## REQUIRED WORK
Repeat each line of the material exactly.
····················
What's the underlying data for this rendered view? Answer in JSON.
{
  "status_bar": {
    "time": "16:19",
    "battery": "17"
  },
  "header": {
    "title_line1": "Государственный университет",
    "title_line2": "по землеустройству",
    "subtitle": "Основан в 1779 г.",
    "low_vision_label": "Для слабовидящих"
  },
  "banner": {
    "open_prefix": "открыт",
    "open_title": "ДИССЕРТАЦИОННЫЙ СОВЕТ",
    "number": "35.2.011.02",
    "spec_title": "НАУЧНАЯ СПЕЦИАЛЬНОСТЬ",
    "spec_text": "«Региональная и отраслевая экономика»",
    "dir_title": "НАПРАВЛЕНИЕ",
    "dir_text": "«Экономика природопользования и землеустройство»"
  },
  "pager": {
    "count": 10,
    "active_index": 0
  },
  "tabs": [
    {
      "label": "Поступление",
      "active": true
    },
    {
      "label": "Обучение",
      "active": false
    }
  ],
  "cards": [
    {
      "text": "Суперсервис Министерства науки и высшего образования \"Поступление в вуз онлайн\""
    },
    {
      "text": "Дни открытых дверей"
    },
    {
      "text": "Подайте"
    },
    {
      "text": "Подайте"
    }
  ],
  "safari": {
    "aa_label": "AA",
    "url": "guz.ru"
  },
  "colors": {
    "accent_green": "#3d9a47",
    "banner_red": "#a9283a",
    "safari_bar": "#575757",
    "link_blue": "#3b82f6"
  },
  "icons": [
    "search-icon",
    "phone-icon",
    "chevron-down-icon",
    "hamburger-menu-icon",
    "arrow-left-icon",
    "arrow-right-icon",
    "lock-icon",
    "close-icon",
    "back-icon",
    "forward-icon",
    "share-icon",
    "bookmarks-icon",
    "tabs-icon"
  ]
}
····················
## WRITTEN SOLUTION
What's the underlying data for this rendered view? Answer in JSON.
{
  "status_bar": {
    "time": "16:19",
    "battery": "17"
  },
  "header": {
    "title_line1": "Государственный университет",
    "title_line2": "по землеустройству",
    "subtitle": "Основан в 1779 г.",
    "low_vision_label": "Для слабовидящих"
  },
  "banner": {
    "open_prefix": "открыт",
    "open_title": "ДИССЕРТАЦИОННЫЙ СОВЕТ",
    "number": "35.2.011.02",
    "spec_title": "НАУЧНАЯ СПЕЦИАЛЬНОСТЬ",
    "spec_text": "«Региональная и отраслевая экономика»",
    "dir_title": "НАПРАВЛЕНИЕ",
    "dir_text": "«Экономика природопользования и землеустройство»"
  },
  "pager": {
    "count": 10,
    "active_index": 0
  },
  "tabs": [
    {
      "label": "Поступление",
      "active": true
    },
    {
      "label": "Обучение",
      "active": false
    }
  ],
  "cards": [
    {
      "text": "Суперсервис Министерства науки и высшего образования \"Поступление в вуз онлайн\""
    },
    {
      "text": "Дни открытых дверей"
    },
    {
      "text": "Подайте"
    },
    {
      "text": "Подайте"
    }
  ],
  "safari": {
    "aa_label": "AA",
    "url": "guz.ru"
  },
  "colors": {
    "accent_green": "#3d9a47",
    "banner_red": "#a9283a",
    "safari_bar": "#575757",
    "link_blue": "#3b82f6"
  },
  "icons": [
    "search-icon",
    "phone-icon",
    "chevron-down-icon",
    "hamburger-menu-icon",
    "arrow-left-icon",
    "arrow-right-icon",
    "lock-icon",
    "close-icon",
    "back-icon",
    "forward-icon",
    "share-icon",
    "bookmarks-icon",
    "tabs-icon"
  ]
}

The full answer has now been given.